Electron Paramagnetic Resonance (EPR) Study of Functional Materials

Lead Research Organisation: Cardiff University
Department Name: Chemistry

Abstract

In this collaborative research project between Cardiff University and Johnson Matthey (JM), Electron Paramagnetic Resonance (EPR) Spectroscopy will be used to investigate a wide range of functional materials for industrially relevant applications. These will include battery materials, catalysts, adsorbents for water treatment, glasses and carbons. Both continuous wave (CW), and if necessary pulsed (FT) EPR methods will be applied in order to obtain a better understanding of the functional properties of these systems. Where relevant, other techniques will also be used, for example advanced hyperfine techniques such as ENDOR.

EPR is expected to yield significant amounts of relevant information on the structure of the functional materials investigated, including the oxidation state and environment of metal ions, the presence and nature of defect sites and in some cases the interaction of metal ions with their neighbours. It is especially useful for systems containing dopants, where the location of the dopant in the host structure can be probed.

Given problem A ▸ List every kind of functional material that the EPR abstract names as one the project will investigate.
Given problem B ▸ Using the EPR abstract, decide whether each statement agrees with it: (i) pulsed EPR methods will be applied in every case; (ii) the project is a collaboration between Cardiff University and Johnson Matthey; (iii) EPR is described as especially useful for systems containing dopants. Answer yes or no for each and quote the words that decide it.

Annotated element entries
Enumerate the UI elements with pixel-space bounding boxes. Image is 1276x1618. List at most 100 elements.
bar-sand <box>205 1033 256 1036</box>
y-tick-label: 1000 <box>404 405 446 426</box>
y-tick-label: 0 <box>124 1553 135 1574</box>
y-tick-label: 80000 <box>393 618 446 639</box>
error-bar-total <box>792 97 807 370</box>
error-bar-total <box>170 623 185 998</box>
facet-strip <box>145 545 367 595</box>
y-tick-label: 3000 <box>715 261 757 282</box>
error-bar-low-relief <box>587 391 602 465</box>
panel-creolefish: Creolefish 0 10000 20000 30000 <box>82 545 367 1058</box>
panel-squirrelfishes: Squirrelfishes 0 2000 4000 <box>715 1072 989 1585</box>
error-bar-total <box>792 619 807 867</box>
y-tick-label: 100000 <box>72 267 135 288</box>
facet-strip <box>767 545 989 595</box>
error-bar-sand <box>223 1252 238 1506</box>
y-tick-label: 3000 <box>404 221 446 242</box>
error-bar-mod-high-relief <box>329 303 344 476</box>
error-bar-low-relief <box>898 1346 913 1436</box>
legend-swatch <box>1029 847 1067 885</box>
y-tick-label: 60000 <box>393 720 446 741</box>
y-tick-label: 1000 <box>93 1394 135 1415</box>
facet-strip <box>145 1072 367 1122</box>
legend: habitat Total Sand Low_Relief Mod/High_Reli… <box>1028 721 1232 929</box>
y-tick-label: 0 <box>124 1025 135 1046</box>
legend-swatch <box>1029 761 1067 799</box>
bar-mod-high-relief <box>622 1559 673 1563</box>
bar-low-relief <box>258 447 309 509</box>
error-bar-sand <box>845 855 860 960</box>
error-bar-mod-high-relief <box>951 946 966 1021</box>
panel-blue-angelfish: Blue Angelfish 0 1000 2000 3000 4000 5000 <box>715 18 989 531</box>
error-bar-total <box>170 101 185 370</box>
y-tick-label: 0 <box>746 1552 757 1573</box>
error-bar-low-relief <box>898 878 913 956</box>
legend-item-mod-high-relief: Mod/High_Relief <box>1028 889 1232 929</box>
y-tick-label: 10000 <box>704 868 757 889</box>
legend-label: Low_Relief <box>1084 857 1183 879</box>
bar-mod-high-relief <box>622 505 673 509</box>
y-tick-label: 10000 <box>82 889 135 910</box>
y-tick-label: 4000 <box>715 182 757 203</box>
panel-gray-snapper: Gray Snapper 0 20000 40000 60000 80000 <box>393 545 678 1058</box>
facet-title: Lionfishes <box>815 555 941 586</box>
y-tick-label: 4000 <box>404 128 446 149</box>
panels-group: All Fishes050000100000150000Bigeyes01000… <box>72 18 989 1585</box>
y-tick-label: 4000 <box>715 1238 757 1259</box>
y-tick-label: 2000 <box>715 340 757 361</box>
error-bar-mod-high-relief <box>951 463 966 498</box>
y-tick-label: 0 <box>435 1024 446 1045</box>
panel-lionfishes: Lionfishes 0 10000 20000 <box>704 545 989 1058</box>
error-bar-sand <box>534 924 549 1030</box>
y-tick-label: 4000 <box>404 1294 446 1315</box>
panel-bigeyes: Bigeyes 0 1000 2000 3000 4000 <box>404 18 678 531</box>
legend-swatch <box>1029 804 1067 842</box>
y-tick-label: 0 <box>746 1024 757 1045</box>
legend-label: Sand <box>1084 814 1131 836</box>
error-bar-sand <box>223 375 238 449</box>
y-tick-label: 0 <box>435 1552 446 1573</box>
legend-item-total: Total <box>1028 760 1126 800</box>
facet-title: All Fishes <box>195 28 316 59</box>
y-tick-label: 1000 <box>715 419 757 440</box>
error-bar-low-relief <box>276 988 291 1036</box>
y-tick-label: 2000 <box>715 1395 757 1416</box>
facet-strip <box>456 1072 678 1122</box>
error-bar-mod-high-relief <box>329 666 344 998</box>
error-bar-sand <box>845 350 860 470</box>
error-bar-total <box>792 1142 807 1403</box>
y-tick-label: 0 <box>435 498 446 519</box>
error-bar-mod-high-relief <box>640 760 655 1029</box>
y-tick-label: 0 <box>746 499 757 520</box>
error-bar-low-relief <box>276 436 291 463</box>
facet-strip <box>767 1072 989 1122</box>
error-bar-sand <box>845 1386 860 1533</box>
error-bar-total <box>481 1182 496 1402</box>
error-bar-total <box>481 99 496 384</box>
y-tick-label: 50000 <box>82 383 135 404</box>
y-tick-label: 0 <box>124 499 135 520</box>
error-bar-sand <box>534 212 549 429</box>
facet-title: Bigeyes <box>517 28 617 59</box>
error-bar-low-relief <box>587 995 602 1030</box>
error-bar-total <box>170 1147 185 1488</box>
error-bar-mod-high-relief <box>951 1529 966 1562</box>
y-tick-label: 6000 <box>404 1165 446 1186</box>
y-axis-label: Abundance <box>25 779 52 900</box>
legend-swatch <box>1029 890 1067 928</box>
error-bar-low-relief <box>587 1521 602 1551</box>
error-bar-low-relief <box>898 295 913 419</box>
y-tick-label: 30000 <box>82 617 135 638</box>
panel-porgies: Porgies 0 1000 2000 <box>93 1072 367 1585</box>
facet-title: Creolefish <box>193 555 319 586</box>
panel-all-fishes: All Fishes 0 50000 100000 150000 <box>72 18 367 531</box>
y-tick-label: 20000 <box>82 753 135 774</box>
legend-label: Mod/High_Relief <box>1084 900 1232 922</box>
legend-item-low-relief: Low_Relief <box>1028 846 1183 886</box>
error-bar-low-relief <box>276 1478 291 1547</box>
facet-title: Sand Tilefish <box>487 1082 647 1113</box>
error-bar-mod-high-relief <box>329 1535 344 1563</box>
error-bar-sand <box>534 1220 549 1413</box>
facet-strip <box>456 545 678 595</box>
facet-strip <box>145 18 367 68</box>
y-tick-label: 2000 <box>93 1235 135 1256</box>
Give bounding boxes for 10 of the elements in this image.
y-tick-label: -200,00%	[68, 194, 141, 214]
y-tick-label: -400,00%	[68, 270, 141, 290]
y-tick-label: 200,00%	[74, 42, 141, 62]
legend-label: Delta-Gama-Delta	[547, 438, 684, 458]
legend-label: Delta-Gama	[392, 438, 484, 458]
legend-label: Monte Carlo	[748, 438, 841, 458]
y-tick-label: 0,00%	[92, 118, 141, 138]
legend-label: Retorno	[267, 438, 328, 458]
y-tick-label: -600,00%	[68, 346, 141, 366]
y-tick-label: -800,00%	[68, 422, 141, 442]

Output A ▸ Battery materials, catalysts, adsorbents for water treatment, glasses, and carbons.

Output B ▸
(i) No: "and if necessary pulsed (FT) EPR methods will be applied"
(ii) Yes: "collaborative research project between Cardiff University and Johnson Matthey (JM)"
(iii) Yes: "It is especially useful for systems containing dopants"